* WHAT THIS TASK INVOLVES
Would you set down every entry shown below, precisely as written?

* RECORDS FOR THE EXERCISE
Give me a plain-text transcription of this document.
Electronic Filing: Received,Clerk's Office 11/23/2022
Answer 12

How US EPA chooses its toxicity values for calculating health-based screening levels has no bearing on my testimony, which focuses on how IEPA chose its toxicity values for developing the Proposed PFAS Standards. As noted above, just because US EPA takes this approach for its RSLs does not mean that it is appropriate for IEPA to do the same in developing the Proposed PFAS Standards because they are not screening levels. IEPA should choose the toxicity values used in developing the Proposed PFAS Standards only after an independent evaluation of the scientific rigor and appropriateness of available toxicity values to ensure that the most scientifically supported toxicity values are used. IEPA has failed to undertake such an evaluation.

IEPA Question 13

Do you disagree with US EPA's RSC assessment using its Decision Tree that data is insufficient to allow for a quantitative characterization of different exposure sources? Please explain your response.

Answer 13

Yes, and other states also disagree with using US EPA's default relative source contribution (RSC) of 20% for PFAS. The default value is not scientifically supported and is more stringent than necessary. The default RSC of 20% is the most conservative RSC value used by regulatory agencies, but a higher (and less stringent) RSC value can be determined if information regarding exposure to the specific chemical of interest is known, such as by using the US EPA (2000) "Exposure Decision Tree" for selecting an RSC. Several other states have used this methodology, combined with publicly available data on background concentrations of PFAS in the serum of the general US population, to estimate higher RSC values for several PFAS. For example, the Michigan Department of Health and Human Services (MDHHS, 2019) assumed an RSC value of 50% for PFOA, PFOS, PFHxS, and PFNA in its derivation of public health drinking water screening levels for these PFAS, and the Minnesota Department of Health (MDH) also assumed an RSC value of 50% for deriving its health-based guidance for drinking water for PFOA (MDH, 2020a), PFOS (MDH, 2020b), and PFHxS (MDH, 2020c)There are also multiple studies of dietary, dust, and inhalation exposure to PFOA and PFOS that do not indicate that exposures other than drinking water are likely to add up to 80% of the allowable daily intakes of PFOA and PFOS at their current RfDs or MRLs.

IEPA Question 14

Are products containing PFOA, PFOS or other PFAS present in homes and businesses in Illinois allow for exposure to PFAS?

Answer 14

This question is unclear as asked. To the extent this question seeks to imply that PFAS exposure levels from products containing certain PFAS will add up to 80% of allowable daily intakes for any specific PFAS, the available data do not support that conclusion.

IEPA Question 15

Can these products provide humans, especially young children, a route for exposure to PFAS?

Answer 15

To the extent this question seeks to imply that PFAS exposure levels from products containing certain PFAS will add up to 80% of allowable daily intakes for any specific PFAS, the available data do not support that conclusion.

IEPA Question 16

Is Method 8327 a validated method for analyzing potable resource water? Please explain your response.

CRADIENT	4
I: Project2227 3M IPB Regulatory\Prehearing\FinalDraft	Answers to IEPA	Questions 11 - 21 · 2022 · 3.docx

* EXERCISE SOLUTION
Give me a plain-text transcription of this document.
Electronic Filing: Received,Clerk's Office 11/23/2022
Answer 12

How US EPA chooses its toxicity values for calculating health-based screening levels has no bearing on my testimony, which focuses on how IEPA chose its toxicity values for developing the Proposed PFAS Standards. As noted above, just because US EPA takes this approach for its RSLs does not mean that it is appropriate for IEPA to do the same in developing the Proposed PFAS Standards because they are not screening levels. IEPA should choose the toxicity values used in developing the Proposed PFAS Standards only after an independent evaluation of the scientific rigor and appropriateness of available toxicity values to ensure that the most scientifically supported toxicity values are used. IEPA has failed to undertake such an evaluation.

IEPA Question 13

Do you disagree with US EPA's RSC assessment using its Decision Tree that data is insufficient to allow for a quantitative characterization of different exposure sources? Please explain your response.

Answer 13

Yes, and other states also disagree with using US EPA's default relative source contribution (RSC) of 20% for PFAS. The default value is not scientifically supported and is more stringent than necessary. The default RSC of 20% is the most conservative RSC value used by regulatory agencies, but a higher (and less stringent) RSC value can be determined if information regarding exposure to the specific chemical of interest is known, such as by using the US EPA (2000) "Exposure Decision Tree" for selecting an RSC. Several other states have used this methodology, combined with publicly available data on background concentrations of PFAS in the serum of the general US population, to estimate higher RSC values for several PFAS. For example, the Michigan Department of Health and Human Services (MDHHS, 2019) assumed an RSC value of 50% for PFOA, PFOS, PFHxS, and PFNA in its derivation of public health drinking water screening levels for these PFAS, and the Minnesota Department of Health (MDH) also assumed an RSC value of 50% for deriving its health-based guidance for drinking water for PFOA (MDH, 2020a), PFOS (MDH, 2020b), and PFHxS (MDH, 2020c)There are also multiple studies of dietary, dust, and inhalation exposure to PFOA and PFOS that do not indicate that exposures other than drinking water are likely to add up to 80% of the allowable daily intakes of PFOA and PFOS at their current RfDs or MRLs.

IEPA Question 14

Are products containing PFOA, PFOS or other PFAS present in homes and businesses in Illinois allow for exposure to PFAS?

Answer 14

This question is unclear as asked. To the extent this question seeks to imply that PFAS exposure levels from products containing certain PFAS will add up to 80% of allowable daily intakes for any specific PFAS, the available data do not support that conclusion.

IEPA Question 15

Can these products provide humans, especially young children, a route for exposure to PFAS?

Answer 15

To the extent this question seeks to imply that PFAS exposure levels from products containing certain PFAS will add up to 80% of allowable daily intakes for any specific PFAS, the available data do not support that conclusion.

IEPA Question 16

Is Method 8327 a validated method for analyzing potable resource water? Please explain your response.

CRADIENT	4
I: Project2227 3M IPB Regulatory\Prehearing\FinalDraft	Answers to IEPA	Questions 11 - 21 · 2022 · 3.docx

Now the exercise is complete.